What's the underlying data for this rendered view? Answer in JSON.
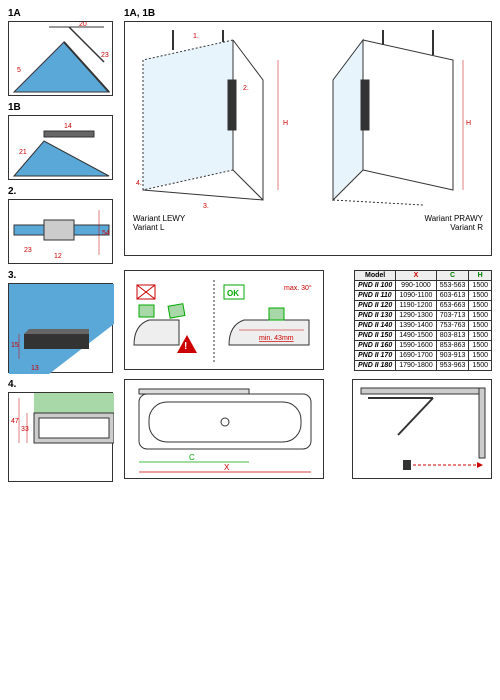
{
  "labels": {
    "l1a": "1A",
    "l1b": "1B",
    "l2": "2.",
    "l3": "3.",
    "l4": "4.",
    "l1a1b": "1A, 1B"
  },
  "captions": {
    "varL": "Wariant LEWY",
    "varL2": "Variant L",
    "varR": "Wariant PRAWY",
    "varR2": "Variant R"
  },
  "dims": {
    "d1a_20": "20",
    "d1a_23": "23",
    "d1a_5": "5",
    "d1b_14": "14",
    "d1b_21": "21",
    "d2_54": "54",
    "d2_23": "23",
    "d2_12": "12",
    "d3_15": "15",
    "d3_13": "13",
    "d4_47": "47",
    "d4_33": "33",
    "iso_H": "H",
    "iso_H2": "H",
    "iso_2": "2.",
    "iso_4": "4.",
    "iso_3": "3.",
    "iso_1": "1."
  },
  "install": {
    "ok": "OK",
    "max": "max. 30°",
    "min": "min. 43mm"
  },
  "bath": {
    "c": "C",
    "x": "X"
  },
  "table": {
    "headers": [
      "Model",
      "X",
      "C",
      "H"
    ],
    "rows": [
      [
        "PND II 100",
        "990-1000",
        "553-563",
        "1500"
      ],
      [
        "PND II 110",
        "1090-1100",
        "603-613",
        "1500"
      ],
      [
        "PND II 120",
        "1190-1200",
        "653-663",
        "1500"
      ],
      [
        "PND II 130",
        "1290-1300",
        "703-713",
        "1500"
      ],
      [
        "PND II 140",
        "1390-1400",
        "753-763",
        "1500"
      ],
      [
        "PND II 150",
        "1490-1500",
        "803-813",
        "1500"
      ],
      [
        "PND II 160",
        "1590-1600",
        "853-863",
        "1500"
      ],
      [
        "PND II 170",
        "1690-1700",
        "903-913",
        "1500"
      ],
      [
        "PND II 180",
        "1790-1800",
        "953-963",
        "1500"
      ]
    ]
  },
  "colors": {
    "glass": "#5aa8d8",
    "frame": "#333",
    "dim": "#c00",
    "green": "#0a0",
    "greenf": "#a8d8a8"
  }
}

* * * * *

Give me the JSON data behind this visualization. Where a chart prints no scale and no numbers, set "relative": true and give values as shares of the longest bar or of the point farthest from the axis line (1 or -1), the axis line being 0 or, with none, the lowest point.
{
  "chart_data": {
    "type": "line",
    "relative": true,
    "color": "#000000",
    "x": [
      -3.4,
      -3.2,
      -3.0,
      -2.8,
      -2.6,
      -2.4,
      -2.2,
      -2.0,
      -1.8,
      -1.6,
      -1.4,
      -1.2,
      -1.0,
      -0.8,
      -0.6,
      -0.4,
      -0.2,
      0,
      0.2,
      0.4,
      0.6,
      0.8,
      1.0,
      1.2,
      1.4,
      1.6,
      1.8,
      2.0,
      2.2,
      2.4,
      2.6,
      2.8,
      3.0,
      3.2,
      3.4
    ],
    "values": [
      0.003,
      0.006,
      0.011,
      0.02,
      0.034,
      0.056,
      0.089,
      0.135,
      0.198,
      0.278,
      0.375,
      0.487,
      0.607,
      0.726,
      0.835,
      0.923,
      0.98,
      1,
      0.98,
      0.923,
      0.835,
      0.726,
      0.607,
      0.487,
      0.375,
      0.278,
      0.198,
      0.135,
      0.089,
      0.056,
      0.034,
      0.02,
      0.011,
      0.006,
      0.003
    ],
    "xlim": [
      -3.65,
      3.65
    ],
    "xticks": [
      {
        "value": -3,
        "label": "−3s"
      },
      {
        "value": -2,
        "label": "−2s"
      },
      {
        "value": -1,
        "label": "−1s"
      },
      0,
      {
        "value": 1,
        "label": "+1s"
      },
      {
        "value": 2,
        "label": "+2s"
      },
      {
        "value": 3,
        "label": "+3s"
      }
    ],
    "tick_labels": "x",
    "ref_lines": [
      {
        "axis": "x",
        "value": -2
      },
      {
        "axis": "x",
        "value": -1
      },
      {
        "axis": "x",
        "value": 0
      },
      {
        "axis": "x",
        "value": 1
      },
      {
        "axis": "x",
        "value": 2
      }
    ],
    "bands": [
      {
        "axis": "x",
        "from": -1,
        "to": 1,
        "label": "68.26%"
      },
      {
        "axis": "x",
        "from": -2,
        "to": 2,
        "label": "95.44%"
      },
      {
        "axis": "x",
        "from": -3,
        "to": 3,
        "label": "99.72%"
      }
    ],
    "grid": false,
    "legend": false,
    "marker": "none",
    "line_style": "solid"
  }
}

* * * * *

# What is needed
Using the data above, copy each line that contains "relative".

# Complete response
Give me the JSON data behind this visualization. Where a chart prints no scale and no numbers, set "relative": true and give values as shares of the longest bar or of the point farthest from the axis line (1 or -1), the axis line being 0 or, with none, the lowest point.
    "relative": true,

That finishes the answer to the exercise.